_READING TEXT_.

Step 4. Where the application can check for updates.

One of the nice features of Click-Once is that it has a software updating mechanism so the user can update their software whenever a new revision is available. In our example, we will pick a website to publish from so we can examine the update mechanism.

Software updating mechanism

Step 5. We are Finished!

The final screen tells us where the deployment files will be published and how they will behave on the client machine.

Deployment files

Once you click the finish button, the folder where your deployment files automatically pops up on your machine. It even gives you an autorun file so that if you install your application on CD, it will set up your application as soon as the CD is popped into the player.

CD

You'll also notice that publishing your application also adds a file with a pfx extension to your project. This file is an Authenticode Certificate. It is also known as a self-cert and will work, but will not identify you as a publisher. You would need to go to Thawte or Verisign to get a more secure certification. However, a self-cert will work for our purposes. To understand click once signing better, check out this msdn article.

Understanding the Deployment Structure

Click once is not only set up to be a one-time installation solution. It also checks for updates, making your application on the client live so that the user gets the benefit of fixes and changes to the app through the click-once mechanism. With Click Once, you can choose an update strategy. This strategy will determine how ClickOnce checks for updates. If you had selected, in step 4, check for updates, the .application file in your publish directory would contain the following section.

<deployment install="true" mapFileExtensions="true">
  <subscription>
    <update>
      <beforeApplicationStartup />
    </update>
  </subscription>
  <deploymentProvider codebase="http://www.microgold.com/TestDeployment.application" />
</deployment>

This strategy tells the application to check for updates before the application starts. If one exists, it will download the application and then start. What are some of the other possible strategies?

You could have the application check for updates every 10 hours while it is already running. If an update is available, the user will be prompted for the update the next time he runs the application.

<subscription>
    <update>
        <expiration maximumAge="10" unit="hours" />
    </update>
</subscription>

What if you wanted to require the user to install an update after a certain version of the app? You could add the following to the deployment tag of the click once .application configuration file.

<deployment install="true" minimumRequiredVersion="5.1.0.0">
    <subscription>
        <update>
            <beforeApplicationStartup />
        </update>
    </subscription>
    <deploymentProvider codebase="http://www.microgold.com/TestDeployment.application" />
</deployment>

Note.  Every time you Publish a project from Visual Studio, it automatically creates a new revision for you. For example, the folder with version 1.0.0.1 below is generated (the numbers in the folder name represent major, minor, build, and revision). The .application file will point to the latest revision folder (TestDeployment_1_0_0_1).

Publish a project

TestDeployment_1_0_0_1 will contain your latest assemblies. In fact, if we just renamed TestDeployment.exe.deploy to TestDeployment.exe, it will actually run the app. Even if we have dependent assemblies in the project, they get deployed to this folder with the .deploy extension. Also, notice that each revision has its own local application file associated with it. This allows you to specify different deployment strategies for different revisions.

The .manifest file contains attributes about the assembly you are deploying. It also contains important security information about what type of permissions the assembly has to run on the deployed platform. The manifest also contains the publishers' identity and strong name signature.

Conclusion

Once your application is published the user can run setup to install the app. The application will automatically check for updates according to the update strategy you set in the .application file. This powerful set of features in Visual Studio makes deploying your .NET application a snap and makes it easy to keep it up to date.

_ENTRIES SUPPLIED_.

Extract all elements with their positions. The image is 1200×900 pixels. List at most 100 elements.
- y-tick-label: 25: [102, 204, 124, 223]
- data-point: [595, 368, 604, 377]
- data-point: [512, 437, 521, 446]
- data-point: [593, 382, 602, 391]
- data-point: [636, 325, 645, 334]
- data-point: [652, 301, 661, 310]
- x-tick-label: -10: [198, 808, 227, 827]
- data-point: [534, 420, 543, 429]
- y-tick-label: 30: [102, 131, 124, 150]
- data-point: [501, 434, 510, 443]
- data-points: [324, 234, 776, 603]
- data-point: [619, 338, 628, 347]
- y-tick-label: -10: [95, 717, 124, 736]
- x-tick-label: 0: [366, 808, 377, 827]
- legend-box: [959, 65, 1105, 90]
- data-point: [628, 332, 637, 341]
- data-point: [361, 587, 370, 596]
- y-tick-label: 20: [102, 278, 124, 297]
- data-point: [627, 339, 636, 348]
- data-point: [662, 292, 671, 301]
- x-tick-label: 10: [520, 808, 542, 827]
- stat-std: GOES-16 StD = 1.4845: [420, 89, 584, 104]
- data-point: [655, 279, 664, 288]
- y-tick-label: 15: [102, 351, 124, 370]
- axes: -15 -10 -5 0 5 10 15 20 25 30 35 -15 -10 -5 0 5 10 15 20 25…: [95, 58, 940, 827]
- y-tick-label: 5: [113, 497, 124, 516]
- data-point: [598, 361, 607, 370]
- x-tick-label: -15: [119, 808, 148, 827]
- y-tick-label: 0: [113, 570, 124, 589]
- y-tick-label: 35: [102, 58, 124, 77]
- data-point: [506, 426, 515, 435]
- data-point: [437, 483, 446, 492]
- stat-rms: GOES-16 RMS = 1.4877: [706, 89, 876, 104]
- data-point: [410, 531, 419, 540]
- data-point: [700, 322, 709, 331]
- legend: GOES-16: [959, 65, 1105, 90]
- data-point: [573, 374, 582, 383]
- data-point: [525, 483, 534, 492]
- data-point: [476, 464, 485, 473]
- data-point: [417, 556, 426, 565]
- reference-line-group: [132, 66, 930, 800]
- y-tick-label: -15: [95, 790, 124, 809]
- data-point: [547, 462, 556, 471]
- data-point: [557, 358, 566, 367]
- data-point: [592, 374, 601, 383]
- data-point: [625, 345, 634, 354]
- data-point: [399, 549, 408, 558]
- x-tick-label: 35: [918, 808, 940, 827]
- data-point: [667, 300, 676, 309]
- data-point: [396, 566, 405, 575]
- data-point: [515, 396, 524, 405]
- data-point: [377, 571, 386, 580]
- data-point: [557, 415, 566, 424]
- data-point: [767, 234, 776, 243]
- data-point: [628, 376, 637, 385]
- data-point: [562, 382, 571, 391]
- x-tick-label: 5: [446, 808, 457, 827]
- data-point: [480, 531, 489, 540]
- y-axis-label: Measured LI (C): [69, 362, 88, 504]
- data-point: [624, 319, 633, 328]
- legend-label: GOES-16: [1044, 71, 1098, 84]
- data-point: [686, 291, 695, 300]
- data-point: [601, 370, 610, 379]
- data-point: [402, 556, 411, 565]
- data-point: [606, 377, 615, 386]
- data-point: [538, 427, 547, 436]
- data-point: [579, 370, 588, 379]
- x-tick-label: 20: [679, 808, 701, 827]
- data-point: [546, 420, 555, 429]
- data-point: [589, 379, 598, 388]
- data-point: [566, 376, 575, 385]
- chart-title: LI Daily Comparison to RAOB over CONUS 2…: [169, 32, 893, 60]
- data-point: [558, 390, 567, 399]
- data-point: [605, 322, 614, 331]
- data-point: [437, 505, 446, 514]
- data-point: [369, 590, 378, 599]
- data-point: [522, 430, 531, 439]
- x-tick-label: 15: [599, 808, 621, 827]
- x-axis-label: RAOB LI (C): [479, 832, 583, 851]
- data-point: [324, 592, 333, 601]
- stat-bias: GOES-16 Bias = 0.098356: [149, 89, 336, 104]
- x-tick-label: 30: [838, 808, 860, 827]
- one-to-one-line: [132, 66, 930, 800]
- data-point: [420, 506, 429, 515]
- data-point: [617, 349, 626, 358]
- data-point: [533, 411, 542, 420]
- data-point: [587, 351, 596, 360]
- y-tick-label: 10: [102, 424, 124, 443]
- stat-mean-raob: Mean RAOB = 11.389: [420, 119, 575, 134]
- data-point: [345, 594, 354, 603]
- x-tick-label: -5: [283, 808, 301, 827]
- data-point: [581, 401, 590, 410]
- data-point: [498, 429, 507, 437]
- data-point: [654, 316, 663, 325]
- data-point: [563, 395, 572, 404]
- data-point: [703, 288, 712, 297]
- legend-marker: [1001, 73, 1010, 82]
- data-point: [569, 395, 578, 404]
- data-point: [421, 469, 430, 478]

_WHAT TO DO_.
- A) According to the ClickOnce text, why does each revision have its own local application file? Answer in one to three sentences.
- B) In the ClickOnce text, begin at the words "You could have" and stop after "once .application configuration file.". Rewrite that passage with "10 hours" changed to "12 hours".
Answer from the ClickOnce text alone.

_ANSWERS PROVIDED_.
- A) Each revision has its own local application file so that you can specify different deployment strategies for different revisions.

- B)
You could have the application check for updates every 12 hours while it is already running. If an update is available, the user will be prompted for the update the next time he runs the application.

<subscription>
    <update>
        <expiration maximumAge="10" unit="hours" />
    </update>
</subscription>

What if you wanted to require the user to install an update after a certain version of the app? You could add the following to the deployment tag of the click once .application configuration file.